- **Written instruction A**
Reproduce the part of the walkindb post starting at "Share-nothing file-per-instance architecture, no" and ending at "everything is open.".
- **Written instruction B**
Translate this sentence from the walkindb post into Spanish: "The whole service fits in less RAM than a single Slack window."

- **Page text**
How walkindb holds 100 000 concurrent walk-ins on a single €6 VPS

Share-nothing file-per-instance architecture, no connection pool, Landlock + seccomp sandbox, and why the filesystem is the database of instances.

Posted 2026-04-11 · 10 minute read

The claim, with receipts

walkindb runs one Go binary on one OVHcloud VPS. The VPS costs roughly €6/month; with backups €7.20. The whole service — landing page, SDKs, legal docs, Cloudflare Pages deployment, and walkindb.com itself — costs around $107/year end-to-end.

We went into this post with aspirational targets: 10 000 concurrent walk-ins, 1 000 sustained qps, 100 new instance creations per second. Then we benchmarked. The numbers below are measured on the actual production VPS by a Go harness in bench/ of the repo, running against a second walkindb instance at 127.0.0.1:9090 with rate limits cranked high. Reproduce yourself — everything is open.

Measured on the €6 VPS (2 vCPU, 8 GB RAM, Gravelines):
  • 100 000 concurrent walk-ins on disk in 727 seconds at c=8 — zero failures. Box still had 7.1 GB of 8 GB RAM free and 68 GB of 72 GB disk free.
  • walkindb RSS stayed flat at ~19 MB between 5 000 and 12 000 resident walk-ins. Marginal RAM per idle walk-in: approximately zero.
  • 138 walk-in creations per second sustained (concurrent, c=8). 59/sec single-threaded. No backoff, no queueing.
  • ~930 requests per second sustained POST /sql SELECT 1 throughput at c=32 (saturation; c=128 gave the same rate with worse tail latency).
  • p50 3.0 ms, p99 21 ms for POST /sql SELECT 1 on a reused session (server-side, loopback to exclude internet).
  • ~14 KB per walk-in on disk (SQLite file + WAL sidecars + meta.json). Projected disk ceiling: ~4.8 million walk-ins.
  • Production walkindb process at rest: 11 MB RSS. The whole service fits in less RAM than a single Slack window.

The honest framing: none of what follows is magic. It's what you get when you pick a problem that fits SQLite's shape and you aggressively refuse to add infrastructure.

- **Recorded information**
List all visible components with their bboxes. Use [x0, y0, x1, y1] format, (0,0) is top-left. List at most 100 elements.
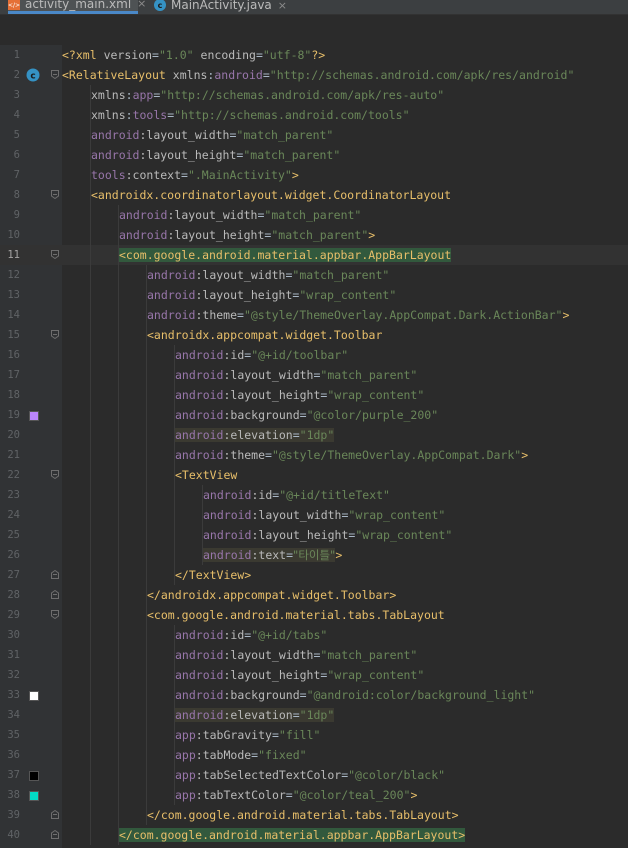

- **Task output A**
Share-nothing file-per-instance architecture, no connection pool, Landlock + seccomp sandbox, and why the filesystem is the database of instances.

Posted 2026-04-11 · 10 minute read

The claim, with receipts

walkindb runs one Go binary on one OVHcloud VPS. The VPS costs roughly €6/month; with backups €7.20. The whole service — landing page, SDKs, legal docs, Cloudflare Pages deployment, and walkindb.com itself — costs around $107/year end-to-end.

We went into this post with aspirational targets: 10 000 concurrent walk-ins, 1 000 sustained qps, 100 new instance creations per second. Then we benchmarked. The numbers below are measured on the actual production VPS by a Go harness in bench/ of the repo, running against a second walkindb instance at 127.0.0.1:9090 with rate limits cranked high. Reproduce yourself — everything is open.

- **Task output B**
Todo el servicio cabe en menos RAM que una sola ventana de Slack.